# AIM OF THE EXERCISE
Convert the lines below into a numbered list, dropping any blank lines and leaving out the picture.
═══ EXTRACTED MATERIAL
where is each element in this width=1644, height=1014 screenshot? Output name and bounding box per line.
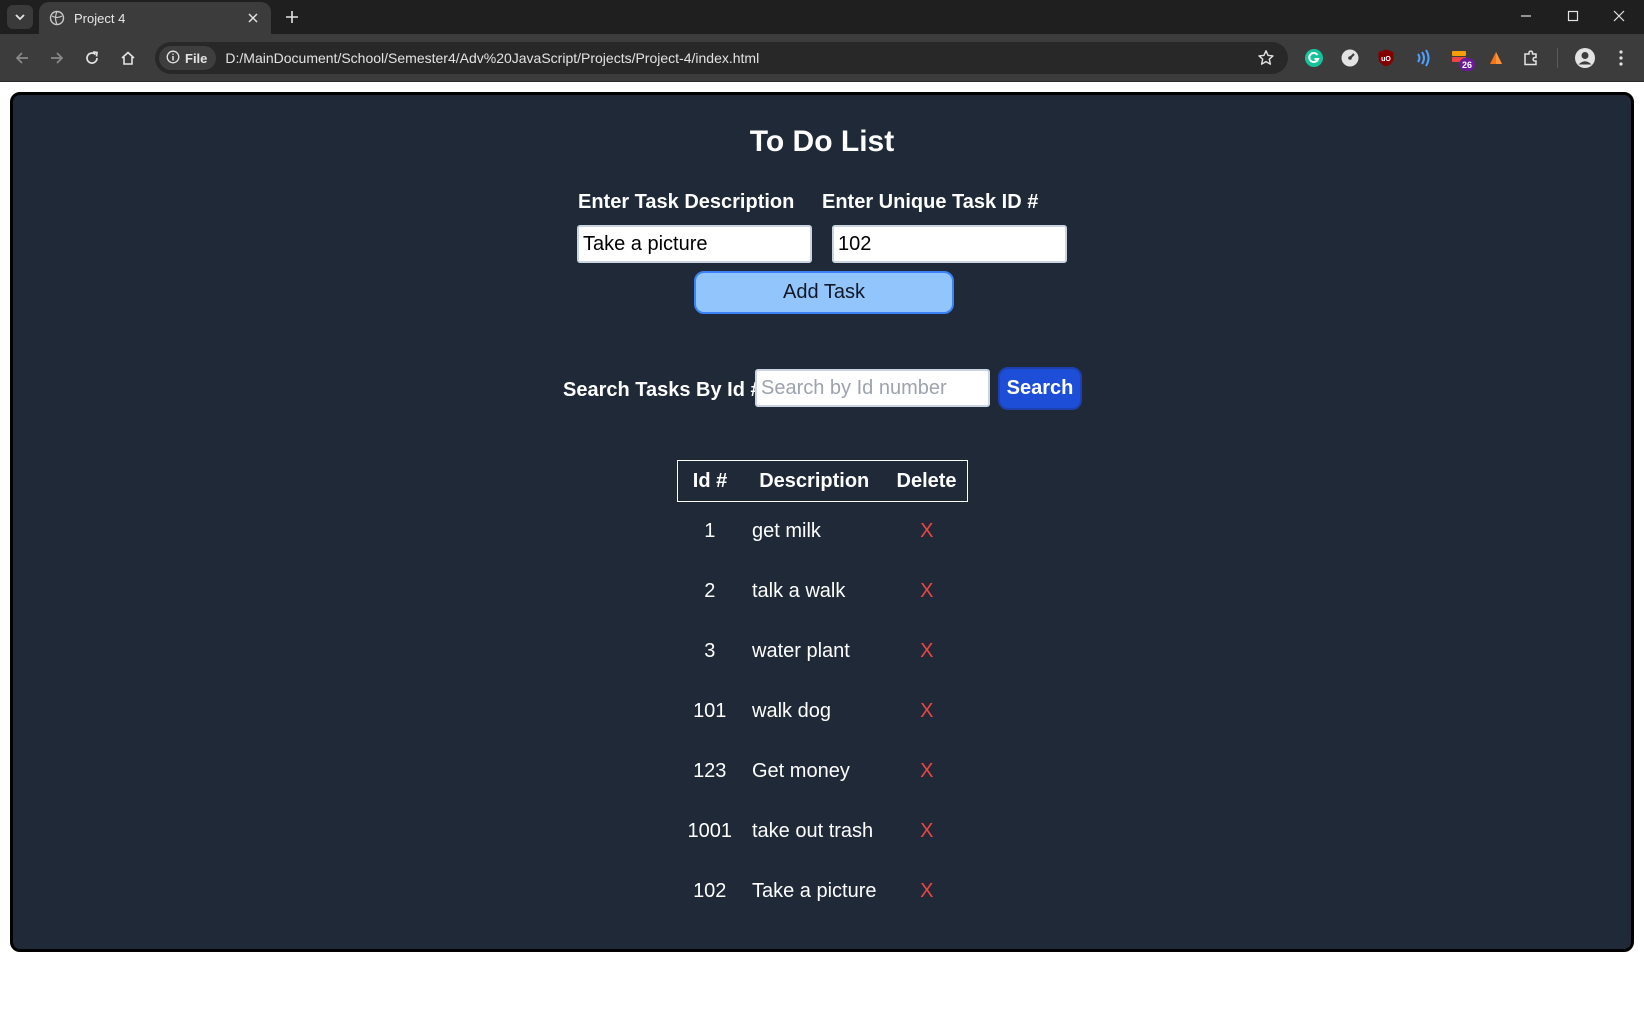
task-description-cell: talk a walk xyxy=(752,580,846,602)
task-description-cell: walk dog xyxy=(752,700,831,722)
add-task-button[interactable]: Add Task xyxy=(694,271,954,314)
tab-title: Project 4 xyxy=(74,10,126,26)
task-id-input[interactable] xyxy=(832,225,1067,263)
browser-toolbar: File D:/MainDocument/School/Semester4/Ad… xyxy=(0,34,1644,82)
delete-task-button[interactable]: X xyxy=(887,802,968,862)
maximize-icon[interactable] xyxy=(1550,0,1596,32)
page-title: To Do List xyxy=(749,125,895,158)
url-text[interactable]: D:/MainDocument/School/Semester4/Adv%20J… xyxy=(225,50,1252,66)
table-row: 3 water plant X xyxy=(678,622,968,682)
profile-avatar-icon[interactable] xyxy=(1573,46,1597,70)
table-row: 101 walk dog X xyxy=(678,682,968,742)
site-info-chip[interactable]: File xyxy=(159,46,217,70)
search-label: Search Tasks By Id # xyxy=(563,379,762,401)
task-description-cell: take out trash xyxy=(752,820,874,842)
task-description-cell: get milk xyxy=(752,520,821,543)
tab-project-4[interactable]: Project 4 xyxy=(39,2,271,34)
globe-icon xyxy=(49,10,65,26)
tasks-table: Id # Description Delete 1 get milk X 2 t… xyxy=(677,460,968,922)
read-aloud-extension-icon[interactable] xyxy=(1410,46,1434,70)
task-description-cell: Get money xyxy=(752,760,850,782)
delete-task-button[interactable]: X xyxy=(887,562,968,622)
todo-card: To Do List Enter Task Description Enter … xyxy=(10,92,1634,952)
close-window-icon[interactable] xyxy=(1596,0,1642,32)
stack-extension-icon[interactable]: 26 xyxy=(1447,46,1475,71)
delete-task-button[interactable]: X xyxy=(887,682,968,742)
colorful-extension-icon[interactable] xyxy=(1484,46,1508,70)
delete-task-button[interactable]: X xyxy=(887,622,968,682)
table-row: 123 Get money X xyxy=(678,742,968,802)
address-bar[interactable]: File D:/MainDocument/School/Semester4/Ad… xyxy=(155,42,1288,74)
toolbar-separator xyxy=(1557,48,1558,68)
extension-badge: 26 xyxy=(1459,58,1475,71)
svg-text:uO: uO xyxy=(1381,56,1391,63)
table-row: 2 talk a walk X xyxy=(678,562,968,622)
══════
# THE SOLUTION
1. where is each element in this width=1644, height=1014 screenshot? Output name and bounding box per line.
2. task-description-cell: talk a walk xyxy=(752,580,846,602)
3. task-description-cell: walk dog xyxy=(752,700,831,722)
4. add-task-button[interactable]: Add Task xyxy=(694,271,954,314)
5. tab-title: Project 4 xyxy=(74,10,126,26)
6. task-id-input[interactable] xyxy=(832,225,1067,263)
7. browser-toolbar: File D:/MainDocument/School/Semester4/Ad… xyxy=(0,34,1644,82)
8. delete-task-button[interactable]: X xyxy=(887,802,968,862)
9. maximize-icon[interactable] xyxy=(1550,0,1596,32)
10. page-title: To Do List xyxy=(749,125,895,158)
11. url-text[interactable]: D:/MainDocument/School/Semester4/Adv%20J… xyxy=(225,50,1252,66)
12. table-row: 3 water plant X xyxy=(678,622,968,682)
13. profile-avatar-icon[interactable] xyxy=(1573,46,1597,70)
14. table-row: 101 walk dog X xyxy=(678,682,968,742)
15. site-info-chip[interactable]: File xyxy=(159,46,217,70)
16. search-label: Search Tasks By Id # xyxy=(563,379,762,401)
17. task-description-cell: take out trash xyxy=(752,820,874,842)
18. task-description-cell: get milk xyxy=(752,520,821,543)
19. tab-project-4[interactable]: Project 4 xyxy=(39,2,271,34)
20. globe-icon xyxy=(49,10,65,26)
21. tasks-table: Id # Description Delete 1 get milk X 2 t… xyxy=(677,460,968,922)
22. read-aloud-extension-icon[interactable] xyxy=(1410,46,1434,70)
23. task-description-cell: Get money xyxy=(752,760,850,782)
24. delete-task-button[interactable]: X xyxy=(887,562,968,622)
25. todo-card: To Do List Enter Task Description Enter … xyxy=(10,92,1634,952)
26. close-window-icon[interactable] xyxy=(1596,0,1642,32)
27. stack-extension-icon[interactable]: 26 xyxy=(1447,46,1475,71)
28. delete-task-button[interactable]: X xyxy=(887,682,968,742)
29. colorful-extension-icon[interactable] xyxy=(1484,46,1508,70)
30. delete-task-button[interactable]: X xyxy=(887,622,968,682)
31. table-row: 123 Get money X xyxy=(678,742,968,802)
32. address-bar[interactable]: File D:/MainDocument/School/Semester4/Ad… xyxy=(155,42,1288,74)
33. toolbar-separator xyxy=(1557,48,1558,68)
34. extension-badge: 26 xyxy=(1459,58,1475,71)
35. svg-text:uO: uO xyxy=(1381,56,1391,63)
36. table-row: 2 talk a walk X xyxy=(678,562,968,622)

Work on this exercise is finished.